• _SHORT PROBLEM_: All of the records below should be output exactly.

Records

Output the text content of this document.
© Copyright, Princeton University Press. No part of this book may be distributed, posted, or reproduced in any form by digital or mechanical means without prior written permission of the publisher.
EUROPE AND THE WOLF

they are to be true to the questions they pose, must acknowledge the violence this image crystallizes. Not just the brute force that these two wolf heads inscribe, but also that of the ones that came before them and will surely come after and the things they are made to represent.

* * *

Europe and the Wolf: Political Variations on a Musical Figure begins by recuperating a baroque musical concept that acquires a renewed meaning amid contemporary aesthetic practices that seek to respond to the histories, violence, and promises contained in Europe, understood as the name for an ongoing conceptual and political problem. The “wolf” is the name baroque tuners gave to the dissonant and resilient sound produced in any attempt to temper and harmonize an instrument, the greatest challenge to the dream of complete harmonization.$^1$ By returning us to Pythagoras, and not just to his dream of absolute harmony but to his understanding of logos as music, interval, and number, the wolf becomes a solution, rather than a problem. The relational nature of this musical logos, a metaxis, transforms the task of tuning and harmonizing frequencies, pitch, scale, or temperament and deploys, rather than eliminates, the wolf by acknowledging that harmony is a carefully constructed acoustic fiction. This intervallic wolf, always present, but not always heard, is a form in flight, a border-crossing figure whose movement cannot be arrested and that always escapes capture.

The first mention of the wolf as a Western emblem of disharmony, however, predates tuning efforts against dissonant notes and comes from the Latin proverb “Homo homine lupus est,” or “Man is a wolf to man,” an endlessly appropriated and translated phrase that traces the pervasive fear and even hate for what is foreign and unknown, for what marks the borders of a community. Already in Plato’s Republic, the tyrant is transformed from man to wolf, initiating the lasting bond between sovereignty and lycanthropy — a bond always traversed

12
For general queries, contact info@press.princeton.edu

• _TASK OUTPUT_:
Output the text content of this document.
© Copyright, Princeton University Press. No part of this book may be distributed, posted, or reproduced in any form by digital or mechanical means without prior written permission of the publisher.
EUROPE AND THE WOLF

they are to be true to the questions they pose, must acknowledge the violence this image crystallizes. Not just the brute force that these two wolf heads inscribe, but also that of the ones that came before them and will surely come after and the things they are made to represent.

* * *

Europe and the Wolf: Political Variations on a Musical Figure begins by recuperating a baroque musical concept that acquires a renewed meaning amid contemporary aesthetic practices that seek to respond to the histories, violence, and promises contained in Europe, understood as the name for an ongoing conceptual and political problem. The “wolf” is the name baroque tuners gave to the dissonant and resilient sound produced in any attempt to temper and harmonize an instrument, the greatest challenge to the dream of complete harmonization.$^1$ By returning us to Pythagoras, and not just to his dream of absolute harmony but to his understanding of logos as music, interval, and number, the wolf becomes a solution, rather than a problem. The relational nature of this musical logos, a metaxis, transforms the task of tuning and harmonizing frequencies, pitch, scale, or temperament and deploys, rather than eliminates, the wolf by acknowledging that harmony is a carefully constructed acoustic fiction. This intervallic wolf, always present, but not always heard, is a form in flight, a border-crossing figure whose movement cannot be arrested and that always escapes capture.

The first mention of the wolf as a Western emblem of disharmony, however, predates tuning efforts against dissonant notes and comes from the Latin proverb “Homo homine lupus est,” or “Man is a wolf to man,” an endlessly appropriated and translated phrase that traces the pervasive fear and even hate for what is foreign and unknown, for what marks the borders of a community. Already in Plato’s Republic, the tyrant is transformed from man to wolf, initiating the lasting bond between sovereignty and lycanthropy — a bond always traversed

12
For general queries, contact info@press.princeton.edu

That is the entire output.